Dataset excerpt

________

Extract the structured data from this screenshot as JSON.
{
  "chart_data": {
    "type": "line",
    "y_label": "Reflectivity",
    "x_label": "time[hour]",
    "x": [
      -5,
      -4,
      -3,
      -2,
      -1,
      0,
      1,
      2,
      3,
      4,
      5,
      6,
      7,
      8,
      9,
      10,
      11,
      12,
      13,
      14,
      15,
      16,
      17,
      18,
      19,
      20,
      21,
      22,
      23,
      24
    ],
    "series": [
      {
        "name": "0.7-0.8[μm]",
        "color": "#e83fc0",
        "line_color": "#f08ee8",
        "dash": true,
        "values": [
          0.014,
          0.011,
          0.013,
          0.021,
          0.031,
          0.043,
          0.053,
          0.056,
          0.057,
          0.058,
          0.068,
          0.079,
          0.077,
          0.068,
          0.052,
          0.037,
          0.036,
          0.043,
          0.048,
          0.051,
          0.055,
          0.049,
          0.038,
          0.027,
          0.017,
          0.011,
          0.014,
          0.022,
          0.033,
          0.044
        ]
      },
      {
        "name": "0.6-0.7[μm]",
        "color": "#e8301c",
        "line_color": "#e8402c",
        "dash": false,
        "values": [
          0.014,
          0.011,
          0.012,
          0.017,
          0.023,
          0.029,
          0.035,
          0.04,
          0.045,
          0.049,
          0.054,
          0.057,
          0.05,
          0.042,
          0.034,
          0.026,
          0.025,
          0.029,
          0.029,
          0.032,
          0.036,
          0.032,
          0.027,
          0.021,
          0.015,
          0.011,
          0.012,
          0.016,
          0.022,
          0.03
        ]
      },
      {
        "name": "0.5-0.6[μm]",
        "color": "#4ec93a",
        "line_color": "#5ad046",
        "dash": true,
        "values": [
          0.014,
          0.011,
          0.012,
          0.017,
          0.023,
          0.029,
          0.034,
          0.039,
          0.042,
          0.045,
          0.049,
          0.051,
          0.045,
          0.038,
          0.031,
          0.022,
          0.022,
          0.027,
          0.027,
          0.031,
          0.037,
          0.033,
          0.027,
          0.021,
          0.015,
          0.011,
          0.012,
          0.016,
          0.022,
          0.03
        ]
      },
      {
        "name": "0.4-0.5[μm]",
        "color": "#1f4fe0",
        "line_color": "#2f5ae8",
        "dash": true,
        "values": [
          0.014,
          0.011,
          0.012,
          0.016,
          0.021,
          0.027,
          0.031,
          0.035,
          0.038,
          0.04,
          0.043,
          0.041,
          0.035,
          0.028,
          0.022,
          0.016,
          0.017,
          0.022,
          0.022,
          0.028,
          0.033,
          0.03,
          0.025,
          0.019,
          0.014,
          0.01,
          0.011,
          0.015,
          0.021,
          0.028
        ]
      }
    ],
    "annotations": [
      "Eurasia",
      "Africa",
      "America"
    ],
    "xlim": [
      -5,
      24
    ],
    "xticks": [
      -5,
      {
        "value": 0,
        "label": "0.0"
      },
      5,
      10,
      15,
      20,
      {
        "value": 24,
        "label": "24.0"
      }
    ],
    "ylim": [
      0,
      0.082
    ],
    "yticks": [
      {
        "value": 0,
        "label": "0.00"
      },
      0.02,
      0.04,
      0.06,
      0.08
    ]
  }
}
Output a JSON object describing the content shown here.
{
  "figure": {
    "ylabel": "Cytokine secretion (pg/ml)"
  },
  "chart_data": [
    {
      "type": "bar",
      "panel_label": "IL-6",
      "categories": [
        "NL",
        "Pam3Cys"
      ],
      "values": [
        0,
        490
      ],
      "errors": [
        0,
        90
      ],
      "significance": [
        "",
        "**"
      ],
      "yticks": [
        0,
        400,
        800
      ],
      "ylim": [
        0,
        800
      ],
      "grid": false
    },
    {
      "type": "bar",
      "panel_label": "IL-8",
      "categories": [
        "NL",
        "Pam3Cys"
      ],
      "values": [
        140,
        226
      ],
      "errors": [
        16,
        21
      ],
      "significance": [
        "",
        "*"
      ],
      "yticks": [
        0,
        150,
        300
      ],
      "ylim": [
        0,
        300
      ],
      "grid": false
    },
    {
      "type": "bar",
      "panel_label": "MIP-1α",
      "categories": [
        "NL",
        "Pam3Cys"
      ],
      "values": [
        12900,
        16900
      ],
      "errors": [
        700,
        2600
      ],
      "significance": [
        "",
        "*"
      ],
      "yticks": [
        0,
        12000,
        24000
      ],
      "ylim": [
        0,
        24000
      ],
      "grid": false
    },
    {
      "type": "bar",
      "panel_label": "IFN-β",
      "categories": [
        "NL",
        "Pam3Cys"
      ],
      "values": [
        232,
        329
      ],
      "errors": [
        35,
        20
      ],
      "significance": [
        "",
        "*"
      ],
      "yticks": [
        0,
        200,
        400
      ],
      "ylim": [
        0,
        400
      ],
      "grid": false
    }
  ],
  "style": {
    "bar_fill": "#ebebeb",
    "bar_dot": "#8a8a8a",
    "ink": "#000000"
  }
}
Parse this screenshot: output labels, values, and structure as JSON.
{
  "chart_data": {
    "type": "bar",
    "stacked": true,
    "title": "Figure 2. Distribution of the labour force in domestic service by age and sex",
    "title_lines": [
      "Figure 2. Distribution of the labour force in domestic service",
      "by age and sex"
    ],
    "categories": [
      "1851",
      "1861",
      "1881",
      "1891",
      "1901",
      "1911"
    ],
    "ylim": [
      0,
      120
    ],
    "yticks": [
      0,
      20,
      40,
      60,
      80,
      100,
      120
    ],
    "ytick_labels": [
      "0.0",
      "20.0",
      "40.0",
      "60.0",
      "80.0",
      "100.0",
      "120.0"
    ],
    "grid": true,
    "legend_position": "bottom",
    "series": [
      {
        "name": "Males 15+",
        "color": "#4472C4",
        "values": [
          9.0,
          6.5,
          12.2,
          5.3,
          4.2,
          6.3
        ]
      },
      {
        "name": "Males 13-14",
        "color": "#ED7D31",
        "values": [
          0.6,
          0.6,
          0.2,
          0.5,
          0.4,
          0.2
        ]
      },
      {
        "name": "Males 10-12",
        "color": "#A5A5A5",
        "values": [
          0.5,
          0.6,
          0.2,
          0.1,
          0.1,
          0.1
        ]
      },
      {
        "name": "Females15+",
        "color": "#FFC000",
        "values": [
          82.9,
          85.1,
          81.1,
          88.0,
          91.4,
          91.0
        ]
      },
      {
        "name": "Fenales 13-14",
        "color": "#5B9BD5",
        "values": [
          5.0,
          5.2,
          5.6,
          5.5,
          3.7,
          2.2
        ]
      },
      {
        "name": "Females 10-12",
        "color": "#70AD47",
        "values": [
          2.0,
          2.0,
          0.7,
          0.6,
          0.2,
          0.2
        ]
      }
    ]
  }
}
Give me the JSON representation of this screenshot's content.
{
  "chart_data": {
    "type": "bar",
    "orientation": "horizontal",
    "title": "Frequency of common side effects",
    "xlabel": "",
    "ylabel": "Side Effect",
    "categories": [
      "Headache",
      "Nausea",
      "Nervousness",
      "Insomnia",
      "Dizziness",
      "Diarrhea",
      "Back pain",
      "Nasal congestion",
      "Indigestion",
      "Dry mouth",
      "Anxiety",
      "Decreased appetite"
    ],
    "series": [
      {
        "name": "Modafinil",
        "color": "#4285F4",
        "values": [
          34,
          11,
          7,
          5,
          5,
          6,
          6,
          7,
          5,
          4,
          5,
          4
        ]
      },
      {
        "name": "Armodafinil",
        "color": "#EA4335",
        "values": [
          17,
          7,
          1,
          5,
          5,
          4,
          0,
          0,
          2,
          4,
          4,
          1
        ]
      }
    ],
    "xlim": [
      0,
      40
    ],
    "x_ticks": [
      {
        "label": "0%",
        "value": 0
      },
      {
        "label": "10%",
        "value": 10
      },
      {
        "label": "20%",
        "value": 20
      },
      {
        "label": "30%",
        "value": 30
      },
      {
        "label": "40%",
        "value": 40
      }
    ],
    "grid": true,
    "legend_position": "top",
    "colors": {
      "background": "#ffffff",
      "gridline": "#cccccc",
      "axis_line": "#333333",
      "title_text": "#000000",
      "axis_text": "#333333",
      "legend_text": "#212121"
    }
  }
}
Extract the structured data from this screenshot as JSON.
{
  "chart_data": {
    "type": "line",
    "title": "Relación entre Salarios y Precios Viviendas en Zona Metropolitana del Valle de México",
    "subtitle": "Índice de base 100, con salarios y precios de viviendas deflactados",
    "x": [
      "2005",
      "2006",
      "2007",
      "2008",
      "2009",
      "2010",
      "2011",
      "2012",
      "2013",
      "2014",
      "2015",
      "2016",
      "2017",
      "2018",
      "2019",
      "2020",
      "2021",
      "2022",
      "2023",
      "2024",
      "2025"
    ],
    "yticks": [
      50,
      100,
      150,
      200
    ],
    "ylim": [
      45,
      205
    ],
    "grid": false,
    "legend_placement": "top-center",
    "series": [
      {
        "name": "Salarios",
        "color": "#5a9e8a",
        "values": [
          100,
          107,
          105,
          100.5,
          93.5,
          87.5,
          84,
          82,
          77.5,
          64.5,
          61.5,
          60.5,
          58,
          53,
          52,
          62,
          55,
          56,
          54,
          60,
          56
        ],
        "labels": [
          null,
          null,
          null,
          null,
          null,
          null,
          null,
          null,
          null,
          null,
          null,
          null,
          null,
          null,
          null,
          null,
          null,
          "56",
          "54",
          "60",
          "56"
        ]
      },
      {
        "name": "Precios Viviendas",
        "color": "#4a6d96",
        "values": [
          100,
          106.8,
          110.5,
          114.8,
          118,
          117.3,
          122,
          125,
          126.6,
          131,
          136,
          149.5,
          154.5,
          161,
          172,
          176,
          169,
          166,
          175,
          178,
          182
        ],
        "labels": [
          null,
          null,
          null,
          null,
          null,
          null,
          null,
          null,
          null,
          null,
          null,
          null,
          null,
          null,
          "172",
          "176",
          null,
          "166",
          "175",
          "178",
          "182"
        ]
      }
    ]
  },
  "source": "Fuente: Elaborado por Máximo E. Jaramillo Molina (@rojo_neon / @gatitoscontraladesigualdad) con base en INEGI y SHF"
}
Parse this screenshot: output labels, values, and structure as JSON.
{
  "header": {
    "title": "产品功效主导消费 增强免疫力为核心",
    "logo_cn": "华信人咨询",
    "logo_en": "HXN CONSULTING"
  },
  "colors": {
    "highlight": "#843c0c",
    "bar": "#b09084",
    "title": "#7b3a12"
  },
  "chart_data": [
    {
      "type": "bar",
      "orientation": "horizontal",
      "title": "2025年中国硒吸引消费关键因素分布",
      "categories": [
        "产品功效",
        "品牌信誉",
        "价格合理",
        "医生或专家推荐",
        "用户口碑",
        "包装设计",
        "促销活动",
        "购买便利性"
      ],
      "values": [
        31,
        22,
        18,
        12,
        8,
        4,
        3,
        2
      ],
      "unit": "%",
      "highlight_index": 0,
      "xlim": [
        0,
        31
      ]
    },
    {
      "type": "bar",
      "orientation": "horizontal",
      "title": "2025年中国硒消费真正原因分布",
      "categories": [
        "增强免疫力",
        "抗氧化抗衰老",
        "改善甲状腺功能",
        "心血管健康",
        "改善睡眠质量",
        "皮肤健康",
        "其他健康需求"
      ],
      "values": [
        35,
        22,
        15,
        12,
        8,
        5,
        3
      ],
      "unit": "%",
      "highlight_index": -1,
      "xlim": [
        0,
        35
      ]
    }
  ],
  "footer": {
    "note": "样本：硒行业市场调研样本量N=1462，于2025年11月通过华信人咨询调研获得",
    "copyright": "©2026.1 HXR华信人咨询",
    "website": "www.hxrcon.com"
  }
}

________

DIRECTIONS FOR THIS TASK:
Go through the records. Copy each line where "service" appears.

TASK SOLUTION:
    "title": "Figure 2. Distribution of the labour force in domestic service by age and sex",
      "Figure 2. Distribution of the labour force in domestic service",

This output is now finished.